>> Begin
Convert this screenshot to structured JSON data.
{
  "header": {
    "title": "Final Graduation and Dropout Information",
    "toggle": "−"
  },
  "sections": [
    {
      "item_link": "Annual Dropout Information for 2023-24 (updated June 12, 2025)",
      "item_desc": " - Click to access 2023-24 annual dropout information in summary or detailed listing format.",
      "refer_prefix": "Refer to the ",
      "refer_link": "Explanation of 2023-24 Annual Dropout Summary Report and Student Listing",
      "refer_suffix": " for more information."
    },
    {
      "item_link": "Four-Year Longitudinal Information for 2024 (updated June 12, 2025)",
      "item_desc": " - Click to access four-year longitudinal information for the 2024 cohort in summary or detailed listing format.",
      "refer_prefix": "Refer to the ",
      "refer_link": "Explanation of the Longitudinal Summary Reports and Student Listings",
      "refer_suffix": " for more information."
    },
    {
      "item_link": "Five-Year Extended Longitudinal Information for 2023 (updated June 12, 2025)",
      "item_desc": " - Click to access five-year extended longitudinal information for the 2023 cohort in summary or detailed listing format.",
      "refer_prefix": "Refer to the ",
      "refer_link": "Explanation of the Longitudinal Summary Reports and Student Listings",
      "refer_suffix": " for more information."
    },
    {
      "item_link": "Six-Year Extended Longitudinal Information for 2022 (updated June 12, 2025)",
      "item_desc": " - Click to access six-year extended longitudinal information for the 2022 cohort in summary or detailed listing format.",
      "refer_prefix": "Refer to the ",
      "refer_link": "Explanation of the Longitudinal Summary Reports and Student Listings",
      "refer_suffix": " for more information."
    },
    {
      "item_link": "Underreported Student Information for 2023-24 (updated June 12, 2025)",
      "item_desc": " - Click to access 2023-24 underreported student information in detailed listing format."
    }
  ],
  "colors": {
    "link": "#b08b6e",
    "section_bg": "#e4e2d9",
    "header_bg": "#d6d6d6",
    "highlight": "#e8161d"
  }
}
>> End
All of the data above should be transcribed exactly.

Convert this screenshot to structured JSON data.
{
  "header": {
    "title": "Final Graduation and Dropout Information",
    "toggle": "−"
  },
  "sections": [
    {
      "item_link": "Annual Dropout Information for 2023-24 (updated June 12, 2025)",
      "item_desc": " - Click to access 2023-24 annual dropout information in summary or detailed listing format.",
      "refer_prefix": "Refer to the ",
      "refer_link": "Explanation of 2023-24 Annual Dropout Summary Report and Student Listing",
      "refer_suffix": " for more information."
    },
    {
      "item_link": "Four-Year Longitudinal Information for 2024 (updated June 12, 2025)",
      "item_desc": " - Click to access four-year longitudinal information for the 2024 cohort in summary or detailed listing format.",
      "refer_prefix": "Refer to the ",
      "refer_link": "Explanation of the Longitudinal Summary Reports and Student Listings",
      "refer_suffix": " for more information."
    },
    {
      "item_link": "Five-Year Extended Longitudinal Information for 2023 (updated June 12, 2025)",
      "item_desc": " - Click to access five-year extended longitudinal information for the 2023 cohort in summary or detailed listing format.",
      "refer_prefix": "Refer to the ",
      "refer_link": "Explanation of the Longitudinal Summary Reports and Student Listings",
      "refer_suffix": " for more information."
    },
    {
      "item_link": "Six-Year Extended Longitudinal Information for 2022 (updated June 12, 2025)",
      "item_desc": " - Click to access six-year extended longitudinal information for the 2022 cohort in summary or detailed listing format.",
      "refer_prefix": "Refer to the ",
      "refer_link": "Explanation of the Longitudinal Summary Reports and Student Listings",
      "refer_suffix": " for more information."
    },
    {
      "item_link": "Underreported Student Information for 2023-24 (updated June 12, 2025)",
      "item_desc": " - Click to access 2023-24 underreported student information in detailed listing format."
    }
  ],
  "colors": {
    "link": "#b08b6e",
    "section_bg": "#e4e2d9",
    "header_bg": "#d6d6d6",
    "highlight": "#e8161d"
  }
}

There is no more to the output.